**DESCRIPTION OF THE TASK**:
Each entry needs to be restated exactly as written.

[start DATA FOR THIS TASK]

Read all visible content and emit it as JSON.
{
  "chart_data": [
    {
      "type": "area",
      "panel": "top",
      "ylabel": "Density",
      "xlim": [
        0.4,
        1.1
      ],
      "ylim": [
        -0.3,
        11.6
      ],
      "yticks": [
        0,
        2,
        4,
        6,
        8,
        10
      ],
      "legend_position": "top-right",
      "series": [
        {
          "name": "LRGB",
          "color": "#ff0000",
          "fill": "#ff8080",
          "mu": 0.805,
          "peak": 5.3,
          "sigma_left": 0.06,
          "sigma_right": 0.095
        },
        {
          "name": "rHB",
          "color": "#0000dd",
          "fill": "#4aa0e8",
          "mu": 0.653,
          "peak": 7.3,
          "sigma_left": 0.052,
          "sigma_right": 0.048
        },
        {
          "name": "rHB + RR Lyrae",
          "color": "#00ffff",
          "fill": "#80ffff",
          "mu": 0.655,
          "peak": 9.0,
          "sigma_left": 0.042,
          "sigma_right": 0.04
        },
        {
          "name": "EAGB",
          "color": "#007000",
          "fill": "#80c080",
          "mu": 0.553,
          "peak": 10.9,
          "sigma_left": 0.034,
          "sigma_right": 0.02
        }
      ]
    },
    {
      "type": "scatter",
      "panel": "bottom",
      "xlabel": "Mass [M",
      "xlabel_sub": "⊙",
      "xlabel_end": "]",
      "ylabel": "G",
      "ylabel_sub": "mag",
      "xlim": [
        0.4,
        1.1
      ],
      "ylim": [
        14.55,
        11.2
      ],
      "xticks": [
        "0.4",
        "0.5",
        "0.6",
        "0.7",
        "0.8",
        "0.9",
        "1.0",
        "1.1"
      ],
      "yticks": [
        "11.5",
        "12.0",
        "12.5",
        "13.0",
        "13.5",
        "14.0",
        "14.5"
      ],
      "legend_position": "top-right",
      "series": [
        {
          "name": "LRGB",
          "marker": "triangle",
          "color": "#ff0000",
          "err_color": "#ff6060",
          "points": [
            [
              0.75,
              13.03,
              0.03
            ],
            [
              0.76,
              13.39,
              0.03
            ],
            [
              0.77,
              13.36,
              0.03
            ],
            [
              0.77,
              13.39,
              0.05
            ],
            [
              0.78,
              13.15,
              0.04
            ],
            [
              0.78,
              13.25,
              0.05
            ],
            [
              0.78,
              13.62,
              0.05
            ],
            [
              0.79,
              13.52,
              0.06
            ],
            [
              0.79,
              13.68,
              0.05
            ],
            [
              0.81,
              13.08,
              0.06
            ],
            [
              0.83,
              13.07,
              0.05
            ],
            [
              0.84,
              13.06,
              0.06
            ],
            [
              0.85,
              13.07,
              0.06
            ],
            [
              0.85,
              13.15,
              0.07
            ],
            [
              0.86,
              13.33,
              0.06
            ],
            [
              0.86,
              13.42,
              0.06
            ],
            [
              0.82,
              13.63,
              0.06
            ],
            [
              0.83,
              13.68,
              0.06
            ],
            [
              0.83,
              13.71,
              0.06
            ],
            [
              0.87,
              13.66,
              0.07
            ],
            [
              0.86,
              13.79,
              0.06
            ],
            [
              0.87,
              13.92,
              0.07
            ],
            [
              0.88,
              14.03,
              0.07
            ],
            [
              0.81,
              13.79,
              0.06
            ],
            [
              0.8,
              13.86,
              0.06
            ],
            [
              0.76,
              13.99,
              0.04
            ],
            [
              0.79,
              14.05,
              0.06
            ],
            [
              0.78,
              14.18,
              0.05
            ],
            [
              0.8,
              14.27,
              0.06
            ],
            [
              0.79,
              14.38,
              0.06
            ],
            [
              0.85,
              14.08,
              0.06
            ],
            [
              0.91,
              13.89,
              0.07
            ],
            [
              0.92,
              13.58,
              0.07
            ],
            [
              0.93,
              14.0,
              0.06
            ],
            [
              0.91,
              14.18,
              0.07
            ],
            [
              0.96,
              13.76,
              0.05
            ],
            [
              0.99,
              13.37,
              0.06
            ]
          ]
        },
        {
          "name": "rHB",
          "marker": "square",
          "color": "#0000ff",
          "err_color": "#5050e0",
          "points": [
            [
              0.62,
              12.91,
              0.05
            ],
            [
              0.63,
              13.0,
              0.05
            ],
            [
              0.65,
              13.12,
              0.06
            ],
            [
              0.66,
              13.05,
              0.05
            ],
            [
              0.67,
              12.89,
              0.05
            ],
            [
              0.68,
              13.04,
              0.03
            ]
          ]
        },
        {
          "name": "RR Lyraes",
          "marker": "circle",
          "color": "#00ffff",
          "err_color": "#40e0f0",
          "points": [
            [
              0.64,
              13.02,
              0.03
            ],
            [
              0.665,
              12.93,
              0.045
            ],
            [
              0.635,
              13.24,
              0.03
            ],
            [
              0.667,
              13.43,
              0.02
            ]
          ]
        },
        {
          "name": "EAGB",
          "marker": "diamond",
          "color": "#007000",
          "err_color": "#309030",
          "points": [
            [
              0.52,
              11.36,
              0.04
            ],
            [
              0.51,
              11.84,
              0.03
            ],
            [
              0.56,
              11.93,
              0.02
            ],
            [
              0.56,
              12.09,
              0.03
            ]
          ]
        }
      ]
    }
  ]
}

[end DATA FOR THIS TASK]

**RESPONSE TO THIS TASK**:
Read all visible content and emit it as JSON.
{
  "chart_data": [
    {
      "type": "area",
      "panel": "top",
      "ylabel": "Density",
      "xlim": [
        0.4,
        1.1
      ],
      "ylim": [
        -0.3,
        11.6
      ],
      "yticks": [
        0,
        2,
        4,
        6,
        8,
        10
      ],
      "legend_position": "top-right",
      "series": [
        {
          "name": "LRGB",
          "color": "#ff0000",
          "fill": "#ff8080",
          "mu": 0.805,
          "peak": 5.3,
          "sigma_left": 0.06,
          "sigma_right": 0.095
        },
        {
          "name": "rHB",
          "color": "#0000dd",
          "fill": "#4aa0e8",
          "mu": 0.653,
          "peak": 7.3,
          "sigma_left": 0.052,
          "sigma_right": 0.048
        },
        {
          "name": "rHB + RR Lyrae",
          "color": "#00ffff",
          "fill": "#80ffff",
          "mu": 0.655,
          "peak": 9.0,
          "sigma_left": 0.042,
          "sigma_right": 0.04
        },
        {
          "name": "EAGB",
          "color": "#007000",
          "fill": "#80c080",
          "mu": 0.553,
          "peak": 10.9,
          "sigma_left": 0.034,
          "sigma_right": 0.02
        }
      ]
    },
    {
      "type": "scatter",
      "panel": "bottom",
      "xlabel": "Mass [M",
      "xlabel_sub": "⊙",
      "xlabel_end": "]",
      "ylabel": "G",
      "ylabel_sub": "mag",
      "xlim": [
        0.4,
        1.1
      ],
      "ylim": [
        14.55,
        11.2
      ],
      "xticks": [
        "0.4",
        "0.5",
        "0.6",
        "0.7",
        "0.8",
        "0.9",
        "1.0",
        "1.1"
      ],
      "yticks": [
        "11.5",
        "12.0",
        "12.5",
        "13.0",
        "13.5",
        "14.0",
        "14.5"
      ],
      "legend_position": "top-right",
      "series": [
        {
          "name": "LRGB",
          "marker": "triangle",
          "color": "#ff0000",
          "err_color": "#ff6060",
          "points": [
            [
              0.75,
              13.03,
              0.03
            ],
            [
              0.76,
              13.39,
              0.03
            ],
            [
              0.77,
              13.36,
              0.03
            ],
            [
              0.77,
              13.39,
              0.05
            ],
            [
              0.78,
              13.15,
              0.04
            ],
            [
              0.78,
              13.25,
              0.05
            ],
            [
              0.78,
              13.62,
              0.05
            ],
            [
              0.79,
              13.52,
              0.06
            ],
            [
              0.79,
              13.68,
              0.05
            ],
            [
              0.81,
              13.08,
              0.06
            ],
            [
              0.83,
              13.07,
              0.05
            ],
            [
              0.84,
              13.06,
              0.06
            ],
            [
              0.85,
              13.07,
              0.06
            ],
            [
              0.85,
              13.15,
              0.07
            ],
            [
              0.86,
              13.33,
              0.06
            ],
            [
              0.86,
              13.42,
              0.06
            ],
            [
              0.82,
              13.63,
              0.06
            ],
            [
              0.83,
              13.68,
              0.06
            ],
            [
              0.83,
              13.71,
              0.06
            ],
            [
              0.87,
              13.66,
              0.07
            ],
            [
              0.86,
              13.79,
              0.06
            ],
            [
              0.87,
              13.92,
              0.07
            ],
            [
              0.88,
              14.03,
              0.07
            ],
            [
              0.81,
              13.79,
              0.06
            ],
            [
              0.8,
              13.86,
              0.06
            ],
            [
              0.76,
              13.99,
              0.04
            ],
            [
              0.79,
              14.05,
              0.06
            ],
            [
              0.78,
              14.18,
              0.05
            ],
            [
              0.8,
              14.27,
              0.06
            ],
            [
              0.79,
              14.38,
              0.06
            ],
            [
              0.85,
              14.08,
              0.06
            ],
            [
              0.91,
              13.89,
              0.07
            ],
            [
              0.92,
              13.58,
              0.07
            ],
            [
              0.93,
              14.0,
              0.06
            ],
            [
              0.91,
              14.18,
              0.07
            ],
            [
              0.96,
              13.76,
              0.05
            ],
            [
              0.99,
              13.37,
              0.06
            ]
          ]
        },
        {
          "name": "rHB",
          "marker": "square",
          "color": "#0000ff",
          "err_color": "#5050e0",
          "points": [
            [
              0.62,
              12.91,
              0.05
            ],
            [
              0.63,
              13.0,
              0.05
            ],
            [
              0.65,
              13.12,
              0.06
            ],
            [
              0.66,
              13.05,
              0.05
            ],
            [
              0.67,
              12.89,
              0.05
            ],
            [
              0.68,
              13.04,
              0.03
            ]
          ]
        },
        {
          "name": "RR Lyraes",
          "marker": "circle",
          "color": "#00ffff",
          "err_color": "#40e0f0",
          "points": [
            [
              0.64,
              13.02,
              0.03
            ],
            [
              0.665,
              12.93,
              0.045
            ],
            [
              0.635,
              13.24,
              0.03
            ],
            [
              0.667,
              13.43,
              0.02
            ]
          ]
        },
        {
          "name": "EAGB",
          "marker": "diamond",
          "color": "#007000",
          "err_color": "#309030",
          "points": [
            [
              0.52,
              11.36,
              0.04
            ],
            [
              0.51,
              11.84,
              0.03
            ],
            [
              0.56,
              11.93,
              0.02
            ],
            [
              0.56,
              12.09,
              0.03
            ]
          ]
        }
      ]
    }
  ]
}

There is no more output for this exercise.